[Start Provided data]
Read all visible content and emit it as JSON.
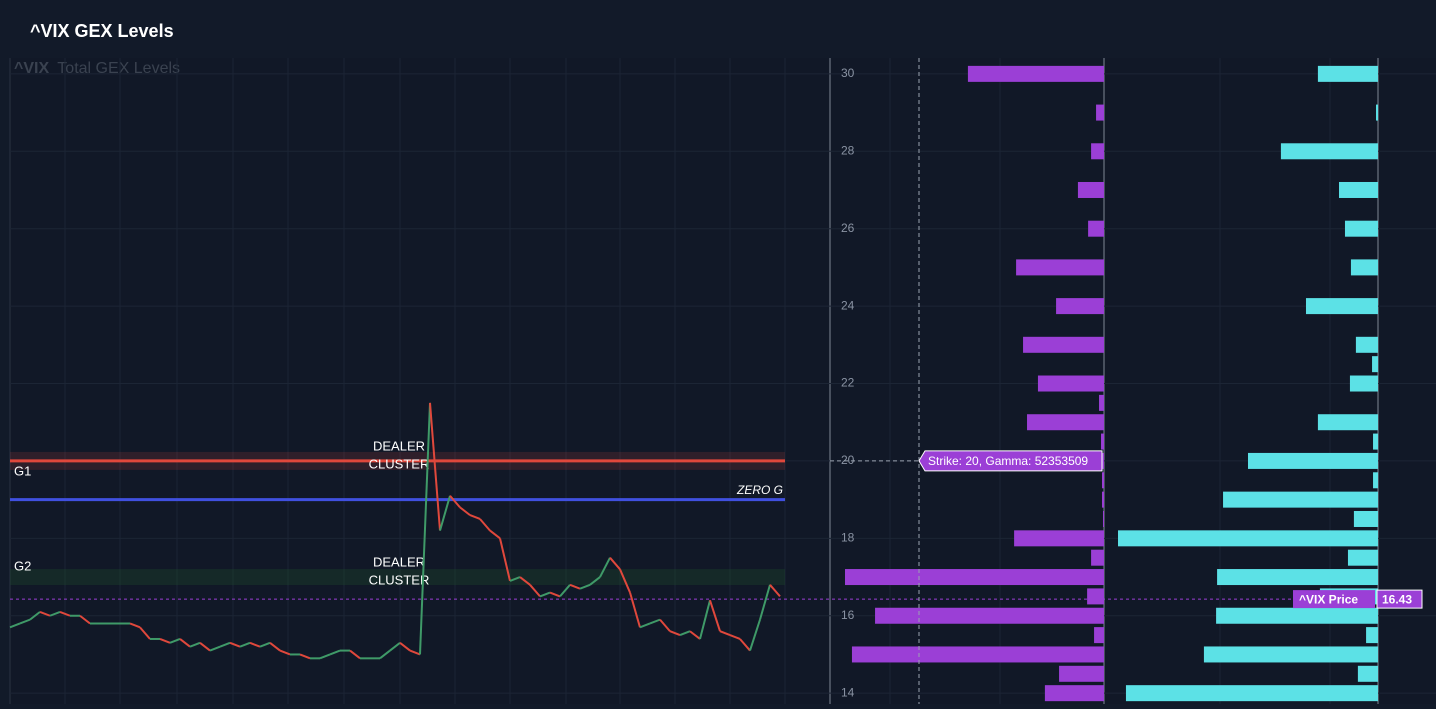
{
  "title": "^VIX GEX Levels",
  "chart_data": {
    "type": "gex",
    "ticker": "^VIX",
    "title": "Total GEX Levels",
    "ylim": [
      13.72,
      30.41
    ],
    "yticks": [
      14,
      16,
      18,
      20,
      22,
      24,
      26,
      28,
      30
    ],
    "grid": true,
    "price": {
      "up_color": "#3f9a68",
      "down_color": "#e0483c",
      "values": [
        15.7,
        15.8,
        15.9,
        16.1,
        16.0,
        16.1,
        16.0,
        16.0,
        15.8,
        15.8,
        15.8,
        15.8,
        15.8,
        15.7,
        15.4,
        15.4,
        15.3,
        15.4,
        15.2,
        15.3,
        15.1,
        15.2,
        15.3,
        15.2,
        15.3,
        15.2,
        15.3,
        15.1,
        15.0,
        15.0,
        14.9,
        14.9,
        15.0,
        15.1,
        15.1,
        14.9,
        14.9,
        14.9,
        15.1,
        15.3,
        15.1,
        15.0,
        21.5,
        18.2,
        19.1,
        18.8,
        18.6,
        18.5,
        18.2,
        18.0,
        16.9,
        17.0,
        16.8,
        16.5,
        16.6,
        16.5,
        16.8,
        16.7,
        16.8,
        17.0,
        17.5,
        17.2,
        16.6,
        15.7,
        15.8,
        15.9,
        15.6,
        15.5,
        15.6,
        15.4,
        16.4,
        15.6,
        15.5,
        15.4,
        15.1,
        15.9,
        16.8,
        16.5
      ]
    },
    "levels": [
      {
        "label": "G1",
        "value": 20,
        "color": "#e0483c"
      },
      {
        "label": "ZERO G",
        "value": 19,
        "color": "#4050e0"
      },
      {
        "label": "G2",
        "value": 17,
        "color": "#1d4a2c"
      }
    ],
    "annotations": [
      {
        "lines": [
          "DEALER",
          "CLUSTER"
        ],
        "value": 20
      },
      {
        "lines": [
          "DEALER",
          "CLUSTER"
        ],
        "value": 17
      }
    ],
    "current_price": {
      "label": "^VIX Price",
      "value": 16.43,
      "color": "#9b3fd6"
    },
    "tooltip": {
      "text": "Strike: 20, Gamma: 52353509",
      "value": 20
    },
    "strikes": [
      30,
      29,
      28,
      27,
      26,
      25,
      24,
      23,
      22.5,
      22,
      21.5,
      21,
      20.5,
      20,
      19.5,
      19,
      18.5,
      18,
      17.5,
      17,
      16.5,
      16,
      15.5,
      15,
      14.5,
      14
    ],
    "series": [
      {
        "color": "#9b3fd6",
        "values": [
          54800000,
          3200000,
          5200000,
          10500000,
          6400000,
          35400000,
          19300000,
          32600000,
          0,
          26600000,
          2000000,
          31000000,
          1200000,
          800000,
          800000,
          800000,
          400000,
          36200000,
          5200000,
          104300000,
          6800000,
          92200000,
          4000000,
          101500000,
          18100000,
          23800000
        ]
      },
      {
        "color": "#5ce1e6",
        "values": [
          24200000,
          800000,
          39100000,
          15700000,
          13300000,
          10900000,
          29000000,
          8900000,
          2400000,
          11300000,
          0,
          24200000,
          2000000,
          52353509,
          2000000,
          62400000,
          9700000,
          104700000,
          12100000,
          64800000,
          23400000,
          65200000,
          4800000,
          70100000,
          8100000,
          101500000
        ]
      }
    ]
  }
}
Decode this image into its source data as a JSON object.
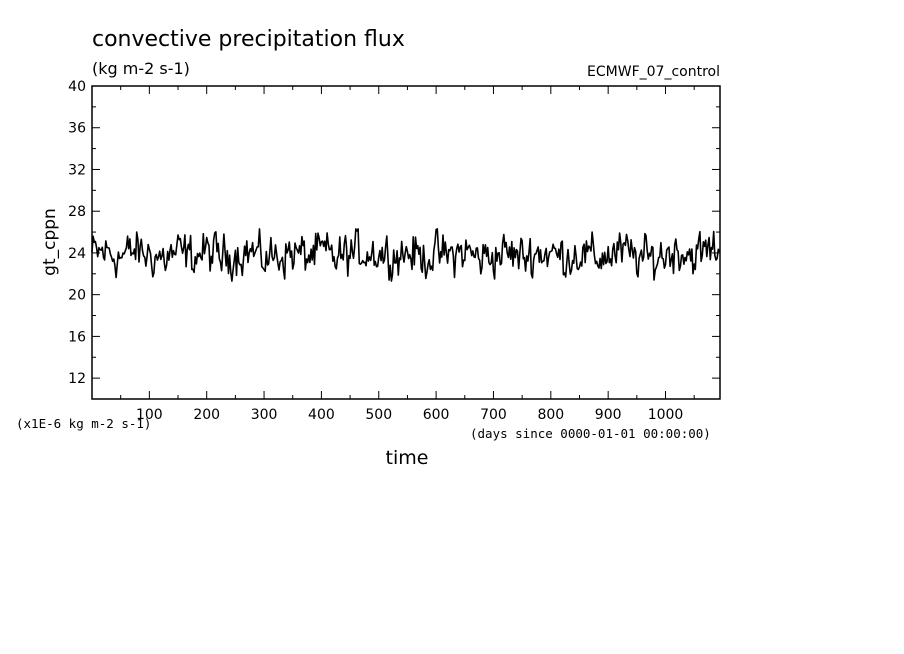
{
  "chart_data": {
    "type": "line",
    "title": "convective precipitation flux",
    "units": "(kg m-2 s-1)",
    "dataset": "ECMWF_07_control",
    "xlabel": "time",
    "x_units": "(days since 0000-01-01 00:00:00)",
    "ylabel": "gt_cppn",
    "y_scale_note": "(x1E-6 kg m-2 s-1)",
    "xlim": [
      0,
      1095
    ],
    "ylim": [
      10,
      40
    ],
    "x_ticks": [
      100,
      200,
      300,
      400,
      500,
      600,
      700,
      800,
      900,
      1000
    ],
    "y_ticks": [
      12,
      16,
      20,
      24,
      28,
      32,
      36,
      40
    ],
    "grid": false,
    "series": [
      {
        "x": [
          0,
          25,
          50,
          75,
          100,
          125,
          150,
          175,
          200,
          225,
          250,
          275,
          300,
          325,
          350,
          375,
          400,
          425,
          450,
          475,
          500,
          525,
          550,
          575,
          600,
          625,
          650,
          675,
          700,
          725,
          750,
          775,
          800,
          825,
          850,
          875,
          900,
          925,
          950,
          975,
          1000,
          1025,
          1050,
          1075,
          1095
        ],
        "values": [
          23.9,
          24.1,
          23.6,
          24.2,
          23.8,
          23.5,
          24.0,
          23.7,
          24.1,
          23.6,
          23.9,
          24.2,
          23.4,
          23.8,
          24.0,
          23.7,
          24.1,
          23.5,
          23.9,
          24.2,
          24.0,
          23.8,
          24.1,
          23.6,
          23.9,
          23.7,
          24.2,
          23.5,
          23.8,
          24.0,
          23.6,
          24.1,
          23.9,
          23.7,
          24.0,
          23.5,
          23.8,
          24.1,
          23.6,
          23.4,
          23.9,
          24.3,
          23.8,
          24.2,
          24.6
        ],
        "range": [
          21.3,
          26.3
        ]
      }
    ]
  }
}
[End Provided data]
Task objective: Leave out the pictures and repeat everything else in the records exactly.

Answer to the problem:
Read all visible content and emit it as JSON.
{
  "title": "^VIX GEX Levels",
  "chart_data": {
    "type": "gex",
    "ticker": "^VIX",
    "title": "Total GEX Levels",
    "ylim": [
      13.72,
      30.41
    ],
    "yticks": [
      14,
      16,
      18,
      20,
      22,
      24,
      26,
      28,
      30
    ],
    "grid": true,
    "price": {
      "up_color": "#3f9a68",
      "down_color": "#e0483c",
      "values": [
        15.7,
        15.8,
        15.9,
        16.1,
        16.0,
        16.1,
        16.0,
        16.0,
        15.8,
        15.8,
        15.8,
        15.8,
        15.8,
        15.7,
        15.4,
        15.4,
        15.3,
        15.4,
        15.2,
        15.3,
        15.1,
        15.2,
        15.3,
        15.2,
        15.3,
        15.2,
        15.3,
        15.1,
        15.0,
        15.0,
        14.9,
        14.9,
        15.0,
        15.1,
        15.1,
        14.9,
        14.9,
        14.9,
        15.1,
        15.3,
        15.1,
        15.0,
        21.5,
        18.2,
        19.1,
        18.8,
        18.6,
        18.5,
        18.2,
        18.0,
        16.9,
        17.0,
        16.8,
        16.5,
        16.6,
        16.5,
        16.8,
        16.7,
        16.8,
        17.0,
        17.5,
        17.2,
        16.6,
        15.7,
        15.8,
        15.9,
        15.6,
        15.5,
        15.6,
        15.4,
        16.4,
        15.6,
        15.5,
        15.4,
        15.1,
        15.9,
        16.8,
        16.5
      ]
    },
    "levels": [
      {
        "label": "G1",
        "value": 20,
        "color": "#e0483c"
      },
      {
        "label": "ZERO G",
        "value": 19,
        "color": "#4050e0"
      },
      {
        "label": "G2",
        "value": 17,
        "color": "#1d4a2c"
      }
    ],
    "annotations": [
      {
        "lines": [
          "DEALER",
          "CLUSTER"
        ],
        "value": 20
      },
      {
        "lines": [
          "DEALER",
          "CLUSTER"
        ],
        "value": 17
      }
    ],
    "current_price": {
      "label": "^VIX Price",
      "value": 16.43,
      "color": "#9b3fd6"
    },
    "tooltip": {
      "text": "Strike: 20, Gamma: 52353509",
      "value": 20
    },
    "strikes": [
      30,
      29,
      28,
      27,
      26,
      25,
      24,
      23,
      22.5,
      22,
      21.5,
      21,
      20.5,
      20,
      19.5,
      19,
      18.5,
      18,
      17.5,
      17,
      16.5,
      16,
      15.5,
      15,
      14.5,
      14
    ],
    "series": [
      {
        "color": "#9b3fd6",
        "values": [
          54800000,
          3200000,
          5200000,
          10500000,
          6400000,
          35400000,
          19300000,
          32600000,
          0,
          26600000,
          2000000,
          31000000,
          1200000,
          800000,
          800000,
          800000,
          400000,
          36200000,
          5200000,
          104300000,
          6800000,
          92200000,
          4000000,
          101500000,
          18100000,
          23800000
        ]
      },
      {
        "color": "#5ce1e6",
        "values": [
          24200000,
          800000,
          39100000,
          15700000,
          13300000,
          10900000,
          29000000,
          8900000,
          2400000,
          11300000,
          0,
          24200000,
          2000000,
          52353509,
          2000000,
          62400000,
          9700000,
          104700000,
          12100000,
          64800000,
          23400000,
          65200000,
          4800000,
          70100000,
          8100000,
          101500000
        ]
      }
    ]
  }
}
Decode this image into its source data as a JSON object.
{
  "chart_data": {
    "type": "line",
    "title": "convective precipitation flux",
    "units": "(kg m-2 s-1)",
    "dataset": "ECMWF_07_control",
    "xlabel": "time",
    "x_units": "(days since 0000-01-01 00:00:00)",
    "ylabel": "gt_cppn",
    "y_scale_note": "(x1E-6 kg m-2 s-1)",
    "xlim": [
      0,
      1095
    ],
    "ylim": [
      10,
      40
    ],
    "x_ticks": [
      100,
      200,
      300,
      400,
      500,
      600,
      700,
      800,
      900,
      1000
    ],
    "y_ticks": [
      12,
      16,
      20,
      24,
      28,
      32,
      36,
      40
    ],
    "grid": false,
    "series": [
      {
        "x": [
          0,
          25,
          50,
          75,
          100,
          125,
          150,
          175,
          200,
          225,
          250,
          275,
          300,
          325,
          350,
          375,
          400,
          425,
          450,
          475,
          500,
          525,
          550,
          575,
          600,
          625,
          650,
          675,
          700,
          725,
          750,
          775,
          800,
          825,
          850,
          875,
          900,
          925,
          950,
          975,
          1000,
          1025,
          1050,
          1075,
          1095
        ],
        "values": [
          23.9,
          24.1,
          23.6,
          24.2,
          23.8,
          23.5,
          24.0,
          23.7,
          24.1,
          23.6,
          23.9,
          24.2,
          23.4,
          23.8,
          24.0,
          23.7,
          24.1,
          23.5,
          23.9,
          24.2,
          24.0,
          23.8,
          24.1,
          23.6,
          23.9,
          23.7,
          24.2,
          23.5,
          23.8,
          24.0,
          23.6,
          24.1,
          23.9,
          23.7,
          24.0,
          23.5,
          23.8,
          24.1,
          23.6,
          23.4,
          23.9,
          24.3,
          23.8,
          24.2,
          24.6
        ],
        "range": [
          21.3,
          26.3
        ]
      }
    ]
  }
}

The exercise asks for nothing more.